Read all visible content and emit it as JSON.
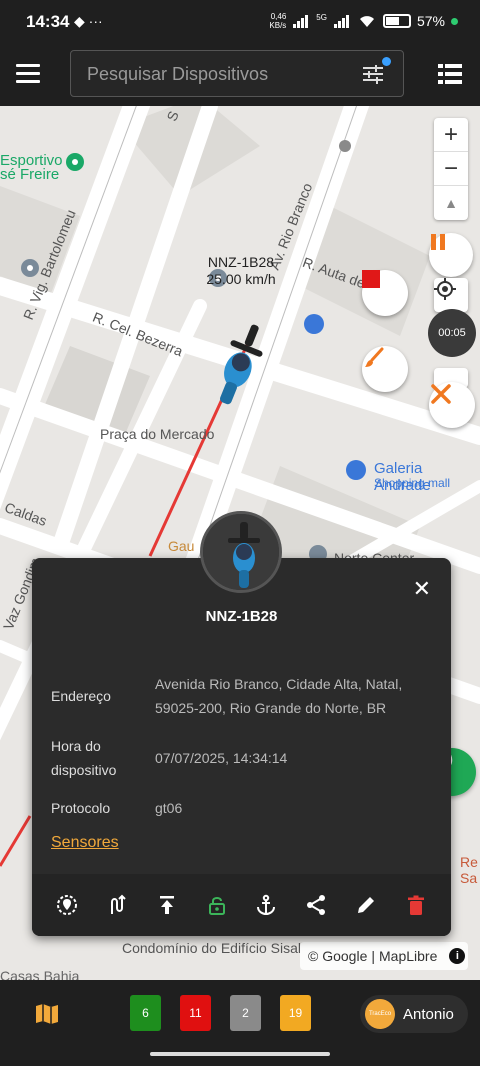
{
  "status_bar": {
    "time": "14:34",
    "net_speed_value": "0,46",
    "net_speed_unit": "KB/s",
    "signal_label": "5G",
    "battery": "57%",
    "battery_level": 0.57
  },
  "search": {
    "placeholder": "Pesquisar Dispositivos"
  },
  "map": {
    "labels": {
      "esportivo": "Esportivo",
      "jose_freire": "sé Freire",
      "rua_bartolomeu": "R. Vig. Bartolomeu",
      "rua_bezerra": "R. Cel. Bezerra",
      "rua_rio_branco": "Av. Rio Branco",
      "rua_auta": "R. Auta de Souza",
      "praca": "Praça do Mercado",
      "galeria": "Galeria Andrade",
      "shopping": "Shopping mall",
      "caldas": "Caldas",
      "condominio": "Condomínio do Edifício Sisal",
      "casas_bahia": "Casas Bahia",
      "gau": "Gau",
      "norte": "Norte Center",
      "vaz_gondim": "Vaz Gondim",
      "s_left": "S",
      "re": "Re",
      "sa": "Sa"
    },
    "vehicle_label_name": "NNZ-1B28",
    "vehicle_label_speed": "25.00 km/h",
    "zoom_in": "+",
    "zoom_out": "−",
    "compass": "▲",
    "timer": "00:05",
    "attribution_google": "© Google",
    "attribution_sep": "|",
    "attribution_maplibre": "MapLibre",
    "attribution_info": "i"
  },
  "popup": {
    "title": "NNZ-1B28",
    "close": "✕",
    "address_label": "Endereço",
    "address_value": "Avenida Rio Branco, Cidade Alta, Natal, 59025-200, Rio Grande do Norte, BR",
    "device_time_label": "Hora do dispositivo",
    "device_time_value": "07/07/2025, 14:34:14",
    "protocol_label": "Protocolo",
    "protocol_value": "gt06",
    "sensors_link": "Sensores"
  },
  "bottom_bar": {
    "counts": [
      {
        "value": "6",
        "color": "#1e8e1e"
      },
      {
        "value": "11",
        "color": "#e01010"
      },
      {
        "value": "2",
        "color": "#8a8a8a"
      },
      {
        "value": "19",
        "color": "#f2a922"
      }
    ],
    "user_name": "Antonio",
    "user_logo_text": "TracEco"
  },
  "colors": {
    "accent_orange": "#f2a93b",
    "route_red": "#e53935",
    "whatsapp_green": "#1fa855"
  }
}
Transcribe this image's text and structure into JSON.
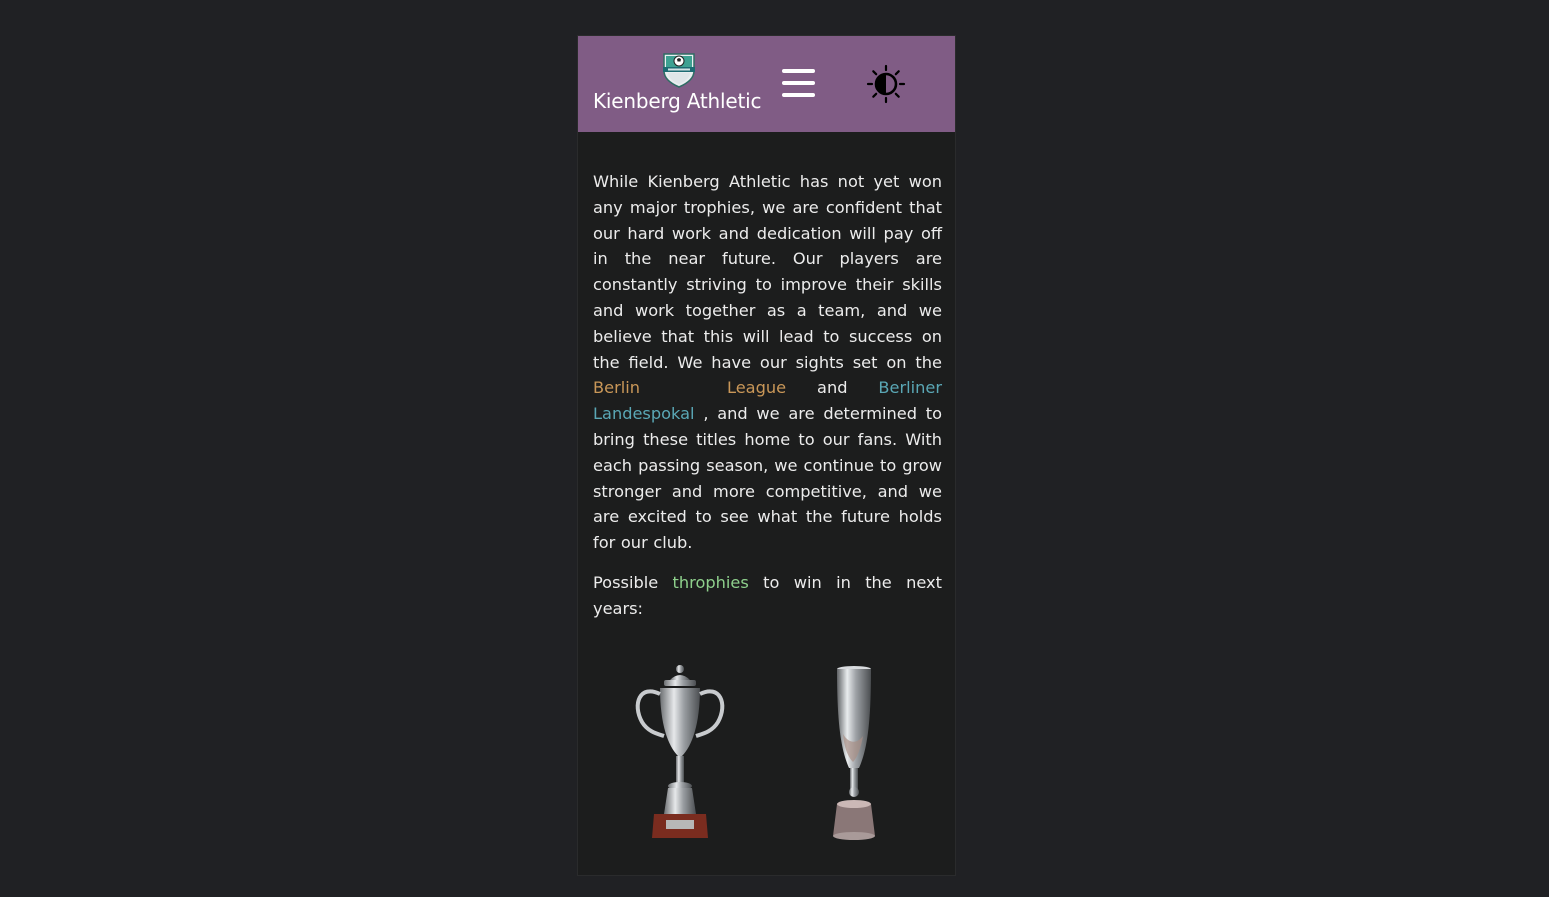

::::::::::

The exercise
Tally up the lines holding the string "Norte" in this listing, and report the total alone.

Full answer
2